> **EXERCISE DETAILS**
Scan the data below. Pull out each line where "this" occurs.

------------

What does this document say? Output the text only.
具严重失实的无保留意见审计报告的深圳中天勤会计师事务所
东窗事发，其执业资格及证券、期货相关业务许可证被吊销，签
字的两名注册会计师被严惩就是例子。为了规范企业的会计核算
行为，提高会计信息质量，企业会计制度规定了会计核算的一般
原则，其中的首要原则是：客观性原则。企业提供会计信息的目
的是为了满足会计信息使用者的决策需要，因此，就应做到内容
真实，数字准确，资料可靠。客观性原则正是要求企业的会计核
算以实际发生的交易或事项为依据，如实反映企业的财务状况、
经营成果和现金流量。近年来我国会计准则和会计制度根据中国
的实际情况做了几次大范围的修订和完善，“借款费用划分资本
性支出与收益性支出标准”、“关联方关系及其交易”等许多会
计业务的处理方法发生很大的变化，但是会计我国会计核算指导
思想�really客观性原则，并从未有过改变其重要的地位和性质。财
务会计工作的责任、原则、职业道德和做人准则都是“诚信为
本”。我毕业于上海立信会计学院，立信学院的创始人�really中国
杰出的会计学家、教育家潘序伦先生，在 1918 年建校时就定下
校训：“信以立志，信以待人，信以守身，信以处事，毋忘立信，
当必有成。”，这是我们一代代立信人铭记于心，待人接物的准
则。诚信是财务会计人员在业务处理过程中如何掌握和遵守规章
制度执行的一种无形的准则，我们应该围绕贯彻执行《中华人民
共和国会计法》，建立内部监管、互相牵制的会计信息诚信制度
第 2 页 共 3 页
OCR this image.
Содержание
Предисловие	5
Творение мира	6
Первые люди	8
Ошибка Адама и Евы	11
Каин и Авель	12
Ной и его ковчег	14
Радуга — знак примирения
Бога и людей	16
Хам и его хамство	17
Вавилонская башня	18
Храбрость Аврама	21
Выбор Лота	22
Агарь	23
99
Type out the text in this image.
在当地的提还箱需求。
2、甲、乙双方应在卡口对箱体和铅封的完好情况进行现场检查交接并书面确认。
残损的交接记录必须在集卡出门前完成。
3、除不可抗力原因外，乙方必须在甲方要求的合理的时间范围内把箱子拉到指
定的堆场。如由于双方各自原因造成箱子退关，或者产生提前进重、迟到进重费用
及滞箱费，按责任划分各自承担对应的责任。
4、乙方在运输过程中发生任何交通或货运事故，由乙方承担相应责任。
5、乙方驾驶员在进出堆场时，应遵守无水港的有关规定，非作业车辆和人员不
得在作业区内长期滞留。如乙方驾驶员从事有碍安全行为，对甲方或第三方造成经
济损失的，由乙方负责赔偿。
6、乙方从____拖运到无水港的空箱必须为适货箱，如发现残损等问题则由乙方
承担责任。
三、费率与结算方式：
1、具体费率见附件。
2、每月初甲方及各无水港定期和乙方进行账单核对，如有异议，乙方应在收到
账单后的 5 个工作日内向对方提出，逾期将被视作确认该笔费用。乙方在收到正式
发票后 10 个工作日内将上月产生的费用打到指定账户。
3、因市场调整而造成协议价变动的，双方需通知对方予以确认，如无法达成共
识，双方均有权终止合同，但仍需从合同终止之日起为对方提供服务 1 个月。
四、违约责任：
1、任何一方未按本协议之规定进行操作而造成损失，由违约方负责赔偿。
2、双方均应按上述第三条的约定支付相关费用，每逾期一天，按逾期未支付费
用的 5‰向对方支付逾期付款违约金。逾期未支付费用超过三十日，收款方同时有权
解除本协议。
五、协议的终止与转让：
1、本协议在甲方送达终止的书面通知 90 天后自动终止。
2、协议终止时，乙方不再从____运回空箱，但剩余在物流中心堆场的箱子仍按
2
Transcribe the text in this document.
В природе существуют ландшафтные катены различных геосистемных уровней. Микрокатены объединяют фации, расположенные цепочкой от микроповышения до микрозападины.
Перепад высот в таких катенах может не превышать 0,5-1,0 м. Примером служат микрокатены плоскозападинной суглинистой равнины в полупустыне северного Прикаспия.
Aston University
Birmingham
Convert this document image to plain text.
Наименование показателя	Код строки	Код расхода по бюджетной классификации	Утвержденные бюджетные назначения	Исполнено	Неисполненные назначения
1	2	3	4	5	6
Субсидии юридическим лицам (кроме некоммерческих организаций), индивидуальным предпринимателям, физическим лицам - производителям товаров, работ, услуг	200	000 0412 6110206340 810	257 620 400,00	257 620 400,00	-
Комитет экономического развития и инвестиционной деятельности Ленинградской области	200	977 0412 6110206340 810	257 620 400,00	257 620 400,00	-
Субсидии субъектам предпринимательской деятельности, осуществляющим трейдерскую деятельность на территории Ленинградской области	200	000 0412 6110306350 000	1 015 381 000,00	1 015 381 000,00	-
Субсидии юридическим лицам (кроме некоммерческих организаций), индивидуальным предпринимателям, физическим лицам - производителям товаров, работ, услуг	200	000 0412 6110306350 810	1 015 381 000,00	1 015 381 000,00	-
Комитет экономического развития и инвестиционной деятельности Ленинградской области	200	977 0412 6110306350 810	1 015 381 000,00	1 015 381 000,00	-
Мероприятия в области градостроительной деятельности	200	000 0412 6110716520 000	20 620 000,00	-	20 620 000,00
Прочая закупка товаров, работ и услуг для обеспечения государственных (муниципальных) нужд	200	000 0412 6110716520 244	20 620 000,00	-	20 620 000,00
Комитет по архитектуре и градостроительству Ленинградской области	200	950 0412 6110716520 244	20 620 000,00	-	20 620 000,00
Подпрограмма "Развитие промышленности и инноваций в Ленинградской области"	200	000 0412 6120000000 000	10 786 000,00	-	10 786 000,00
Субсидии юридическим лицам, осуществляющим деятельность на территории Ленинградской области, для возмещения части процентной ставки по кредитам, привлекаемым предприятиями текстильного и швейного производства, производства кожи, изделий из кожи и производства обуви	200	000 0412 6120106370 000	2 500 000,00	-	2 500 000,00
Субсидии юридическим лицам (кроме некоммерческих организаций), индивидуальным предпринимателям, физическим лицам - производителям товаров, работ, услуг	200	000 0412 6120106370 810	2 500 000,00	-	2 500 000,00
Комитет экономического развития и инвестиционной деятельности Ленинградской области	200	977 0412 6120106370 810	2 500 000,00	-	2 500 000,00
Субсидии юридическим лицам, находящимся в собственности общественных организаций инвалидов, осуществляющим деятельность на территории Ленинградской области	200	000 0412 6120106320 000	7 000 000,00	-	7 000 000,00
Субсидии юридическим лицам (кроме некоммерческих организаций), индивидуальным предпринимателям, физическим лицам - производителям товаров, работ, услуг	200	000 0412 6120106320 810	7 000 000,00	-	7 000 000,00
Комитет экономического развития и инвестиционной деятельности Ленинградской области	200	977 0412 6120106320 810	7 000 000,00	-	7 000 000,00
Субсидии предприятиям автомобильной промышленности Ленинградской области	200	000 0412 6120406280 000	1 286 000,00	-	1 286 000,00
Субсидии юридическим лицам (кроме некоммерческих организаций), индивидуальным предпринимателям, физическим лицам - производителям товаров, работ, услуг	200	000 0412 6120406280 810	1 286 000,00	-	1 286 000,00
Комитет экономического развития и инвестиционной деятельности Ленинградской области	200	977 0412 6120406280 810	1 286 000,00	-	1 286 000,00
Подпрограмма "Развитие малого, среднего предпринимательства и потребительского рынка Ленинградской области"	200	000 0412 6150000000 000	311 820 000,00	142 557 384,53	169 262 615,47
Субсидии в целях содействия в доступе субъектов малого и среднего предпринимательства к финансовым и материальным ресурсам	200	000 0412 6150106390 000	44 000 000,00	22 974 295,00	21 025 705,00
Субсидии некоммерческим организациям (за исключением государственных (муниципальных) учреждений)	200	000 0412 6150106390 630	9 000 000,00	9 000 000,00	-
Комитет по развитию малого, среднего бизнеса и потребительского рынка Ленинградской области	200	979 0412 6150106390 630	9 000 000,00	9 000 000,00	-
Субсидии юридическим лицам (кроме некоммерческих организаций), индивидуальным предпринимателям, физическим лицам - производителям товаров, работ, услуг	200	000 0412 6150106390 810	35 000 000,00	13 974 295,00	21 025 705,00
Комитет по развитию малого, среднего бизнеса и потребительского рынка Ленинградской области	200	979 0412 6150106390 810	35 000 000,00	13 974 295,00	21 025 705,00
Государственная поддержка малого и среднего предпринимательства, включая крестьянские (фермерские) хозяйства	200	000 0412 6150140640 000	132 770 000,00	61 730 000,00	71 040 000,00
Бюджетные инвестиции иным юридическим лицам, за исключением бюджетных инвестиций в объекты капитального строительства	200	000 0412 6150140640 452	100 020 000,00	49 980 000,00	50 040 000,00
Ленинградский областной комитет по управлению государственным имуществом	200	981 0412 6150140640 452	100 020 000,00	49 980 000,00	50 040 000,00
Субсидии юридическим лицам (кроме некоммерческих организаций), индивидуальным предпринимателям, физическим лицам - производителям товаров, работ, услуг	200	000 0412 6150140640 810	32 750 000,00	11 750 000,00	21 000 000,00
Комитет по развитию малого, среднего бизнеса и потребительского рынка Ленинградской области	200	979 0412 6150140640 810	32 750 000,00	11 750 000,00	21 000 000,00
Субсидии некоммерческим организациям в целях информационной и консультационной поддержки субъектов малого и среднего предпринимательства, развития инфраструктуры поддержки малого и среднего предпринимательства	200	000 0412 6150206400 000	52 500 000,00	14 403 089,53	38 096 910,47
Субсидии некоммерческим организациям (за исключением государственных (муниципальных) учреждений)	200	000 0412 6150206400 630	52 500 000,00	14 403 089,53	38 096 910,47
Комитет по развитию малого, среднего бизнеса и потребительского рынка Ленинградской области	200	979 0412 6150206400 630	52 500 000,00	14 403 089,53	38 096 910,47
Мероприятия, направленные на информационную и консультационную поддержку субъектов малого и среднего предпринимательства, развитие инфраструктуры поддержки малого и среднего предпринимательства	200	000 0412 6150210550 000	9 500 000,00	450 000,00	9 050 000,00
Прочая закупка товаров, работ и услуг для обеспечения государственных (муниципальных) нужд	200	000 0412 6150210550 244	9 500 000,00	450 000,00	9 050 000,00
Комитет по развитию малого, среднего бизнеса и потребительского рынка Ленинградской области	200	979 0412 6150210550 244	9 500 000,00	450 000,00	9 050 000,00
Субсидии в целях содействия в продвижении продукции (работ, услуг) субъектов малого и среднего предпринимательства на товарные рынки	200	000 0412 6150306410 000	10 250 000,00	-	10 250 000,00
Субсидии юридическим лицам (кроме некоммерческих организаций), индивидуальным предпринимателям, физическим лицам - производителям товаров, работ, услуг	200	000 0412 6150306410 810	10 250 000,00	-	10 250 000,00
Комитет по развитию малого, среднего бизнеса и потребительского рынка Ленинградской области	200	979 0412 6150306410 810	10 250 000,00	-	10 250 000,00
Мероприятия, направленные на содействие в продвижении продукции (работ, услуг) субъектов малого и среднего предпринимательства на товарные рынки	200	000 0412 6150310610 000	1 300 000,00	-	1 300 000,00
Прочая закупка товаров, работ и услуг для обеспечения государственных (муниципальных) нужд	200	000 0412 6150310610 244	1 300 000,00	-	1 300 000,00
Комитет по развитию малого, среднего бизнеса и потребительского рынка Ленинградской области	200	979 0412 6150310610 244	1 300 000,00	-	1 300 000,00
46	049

------------

> **RESULT OF THE EXERCISE**
What does this document say? Output the text only.
OCR this image.
Type out the text in this image.
Transcribe the text in this document.
Convert this document image to plain text.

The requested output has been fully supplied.